WHAT THE EXERCISE ASKS: Search the material for the string "points" and copy each line where it occurs.

[Dataset excerpt]
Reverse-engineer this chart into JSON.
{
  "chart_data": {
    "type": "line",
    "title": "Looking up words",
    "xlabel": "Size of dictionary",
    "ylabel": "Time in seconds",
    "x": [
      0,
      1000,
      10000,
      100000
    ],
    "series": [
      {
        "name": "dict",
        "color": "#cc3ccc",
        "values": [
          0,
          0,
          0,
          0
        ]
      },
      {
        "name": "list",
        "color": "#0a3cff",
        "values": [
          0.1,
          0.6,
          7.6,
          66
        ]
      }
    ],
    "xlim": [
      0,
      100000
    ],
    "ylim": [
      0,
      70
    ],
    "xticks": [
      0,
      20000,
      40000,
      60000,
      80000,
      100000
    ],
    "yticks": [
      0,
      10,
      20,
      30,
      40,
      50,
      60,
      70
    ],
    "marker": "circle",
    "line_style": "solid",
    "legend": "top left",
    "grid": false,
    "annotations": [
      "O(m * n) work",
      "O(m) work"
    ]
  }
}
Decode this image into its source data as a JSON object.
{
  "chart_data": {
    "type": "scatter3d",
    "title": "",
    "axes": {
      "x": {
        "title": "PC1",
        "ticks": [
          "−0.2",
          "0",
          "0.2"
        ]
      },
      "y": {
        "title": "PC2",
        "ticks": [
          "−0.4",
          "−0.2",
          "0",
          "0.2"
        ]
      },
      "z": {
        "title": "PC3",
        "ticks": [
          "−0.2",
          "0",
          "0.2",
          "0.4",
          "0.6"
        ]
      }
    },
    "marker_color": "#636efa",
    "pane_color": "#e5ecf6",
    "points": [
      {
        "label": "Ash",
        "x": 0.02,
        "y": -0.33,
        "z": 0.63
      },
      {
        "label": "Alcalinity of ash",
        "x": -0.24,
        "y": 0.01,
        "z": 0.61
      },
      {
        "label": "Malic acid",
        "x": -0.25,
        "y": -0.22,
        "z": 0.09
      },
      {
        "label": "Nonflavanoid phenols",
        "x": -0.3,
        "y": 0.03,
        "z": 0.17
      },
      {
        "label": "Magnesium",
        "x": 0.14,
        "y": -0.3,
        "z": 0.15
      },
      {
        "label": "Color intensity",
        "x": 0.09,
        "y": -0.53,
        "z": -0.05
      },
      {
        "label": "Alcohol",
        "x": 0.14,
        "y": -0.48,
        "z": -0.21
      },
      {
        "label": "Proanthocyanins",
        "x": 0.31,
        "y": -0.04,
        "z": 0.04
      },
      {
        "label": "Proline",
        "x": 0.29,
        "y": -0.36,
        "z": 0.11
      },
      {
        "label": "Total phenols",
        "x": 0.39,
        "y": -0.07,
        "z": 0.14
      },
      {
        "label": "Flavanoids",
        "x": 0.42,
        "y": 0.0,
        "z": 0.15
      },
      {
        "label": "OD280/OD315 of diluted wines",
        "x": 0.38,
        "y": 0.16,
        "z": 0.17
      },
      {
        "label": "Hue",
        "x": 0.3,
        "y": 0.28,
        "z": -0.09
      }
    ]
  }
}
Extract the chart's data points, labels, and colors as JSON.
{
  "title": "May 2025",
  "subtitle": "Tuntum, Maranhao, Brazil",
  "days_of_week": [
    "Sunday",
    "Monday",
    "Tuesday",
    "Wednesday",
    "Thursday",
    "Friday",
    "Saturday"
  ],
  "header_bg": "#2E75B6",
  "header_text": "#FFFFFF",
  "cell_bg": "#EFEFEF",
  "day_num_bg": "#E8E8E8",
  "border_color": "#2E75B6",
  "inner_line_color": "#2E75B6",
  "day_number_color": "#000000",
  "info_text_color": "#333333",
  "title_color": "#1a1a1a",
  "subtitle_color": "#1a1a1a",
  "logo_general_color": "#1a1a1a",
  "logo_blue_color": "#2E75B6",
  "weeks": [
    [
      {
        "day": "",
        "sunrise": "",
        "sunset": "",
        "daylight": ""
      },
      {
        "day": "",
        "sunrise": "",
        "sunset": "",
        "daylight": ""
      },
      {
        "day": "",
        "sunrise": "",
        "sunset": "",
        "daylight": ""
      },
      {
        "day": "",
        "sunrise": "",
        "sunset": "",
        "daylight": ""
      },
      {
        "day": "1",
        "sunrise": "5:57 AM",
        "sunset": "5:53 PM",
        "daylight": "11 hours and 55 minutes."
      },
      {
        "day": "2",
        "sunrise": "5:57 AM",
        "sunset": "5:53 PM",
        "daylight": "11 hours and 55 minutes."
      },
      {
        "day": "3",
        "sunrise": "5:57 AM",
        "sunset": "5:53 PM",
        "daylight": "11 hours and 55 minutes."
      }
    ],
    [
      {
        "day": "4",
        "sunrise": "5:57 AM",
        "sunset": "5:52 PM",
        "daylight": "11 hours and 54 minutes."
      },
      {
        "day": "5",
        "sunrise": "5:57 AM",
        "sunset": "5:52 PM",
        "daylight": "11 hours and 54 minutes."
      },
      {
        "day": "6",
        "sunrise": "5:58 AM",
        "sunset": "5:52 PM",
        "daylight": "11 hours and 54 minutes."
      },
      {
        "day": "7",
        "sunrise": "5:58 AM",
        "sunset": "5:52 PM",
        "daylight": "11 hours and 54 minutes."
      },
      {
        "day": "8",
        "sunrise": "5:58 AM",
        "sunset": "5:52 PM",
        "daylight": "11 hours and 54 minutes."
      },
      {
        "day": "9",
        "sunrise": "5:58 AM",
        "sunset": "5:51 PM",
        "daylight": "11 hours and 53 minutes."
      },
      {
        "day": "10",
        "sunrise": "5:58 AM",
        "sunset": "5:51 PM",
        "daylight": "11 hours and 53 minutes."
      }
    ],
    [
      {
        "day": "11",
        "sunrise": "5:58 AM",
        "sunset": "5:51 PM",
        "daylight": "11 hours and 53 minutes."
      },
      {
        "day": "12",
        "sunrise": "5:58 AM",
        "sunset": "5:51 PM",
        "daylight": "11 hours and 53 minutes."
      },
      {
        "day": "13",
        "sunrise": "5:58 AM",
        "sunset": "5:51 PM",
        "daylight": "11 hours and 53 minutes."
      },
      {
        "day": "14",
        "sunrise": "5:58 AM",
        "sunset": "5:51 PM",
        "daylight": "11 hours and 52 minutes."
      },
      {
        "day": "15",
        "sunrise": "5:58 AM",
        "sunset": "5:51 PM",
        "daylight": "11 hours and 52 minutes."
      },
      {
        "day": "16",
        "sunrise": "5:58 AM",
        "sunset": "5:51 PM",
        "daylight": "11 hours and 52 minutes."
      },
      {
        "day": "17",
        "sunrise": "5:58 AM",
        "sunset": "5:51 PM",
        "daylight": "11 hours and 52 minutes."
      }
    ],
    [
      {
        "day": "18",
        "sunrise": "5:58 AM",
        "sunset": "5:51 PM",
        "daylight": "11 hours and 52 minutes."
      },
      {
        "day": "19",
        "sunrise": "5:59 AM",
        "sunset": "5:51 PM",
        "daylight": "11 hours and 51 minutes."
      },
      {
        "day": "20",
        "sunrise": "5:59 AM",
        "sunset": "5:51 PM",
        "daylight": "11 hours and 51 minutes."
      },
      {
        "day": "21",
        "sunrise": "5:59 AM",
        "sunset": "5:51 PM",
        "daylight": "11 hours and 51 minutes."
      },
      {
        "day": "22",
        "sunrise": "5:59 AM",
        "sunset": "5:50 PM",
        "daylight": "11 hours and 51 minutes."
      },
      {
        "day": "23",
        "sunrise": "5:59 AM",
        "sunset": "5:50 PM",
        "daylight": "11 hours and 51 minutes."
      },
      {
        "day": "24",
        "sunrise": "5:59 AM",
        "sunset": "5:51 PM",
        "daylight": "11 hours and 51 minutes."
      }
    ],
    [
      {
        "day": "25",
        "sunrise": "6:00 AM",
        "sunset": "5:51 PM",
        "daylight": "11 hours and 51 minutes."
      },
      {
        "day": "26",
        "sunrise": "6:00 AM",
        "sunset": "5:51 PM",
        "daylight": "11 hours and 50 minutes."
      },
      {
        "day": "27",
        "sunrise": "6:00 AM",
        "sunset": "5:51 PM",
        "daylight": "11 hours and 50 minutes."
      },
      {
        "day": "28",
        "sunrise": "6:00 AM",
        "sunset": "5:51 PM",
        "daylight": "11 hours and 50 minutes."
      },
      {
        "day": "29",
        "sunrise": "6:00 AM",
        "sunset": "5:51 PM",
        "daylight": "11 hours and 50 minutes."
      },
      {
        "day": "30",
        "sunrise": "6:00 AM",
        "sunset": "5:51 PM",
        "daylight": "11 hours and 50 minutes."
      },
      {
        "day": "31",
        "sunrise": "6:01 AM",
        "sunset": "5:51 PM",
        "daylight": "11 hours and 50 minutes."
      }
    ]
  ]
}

ANSWER BELOW:
    "points": [
Extract the chart's data points, labels, and colors as JSON.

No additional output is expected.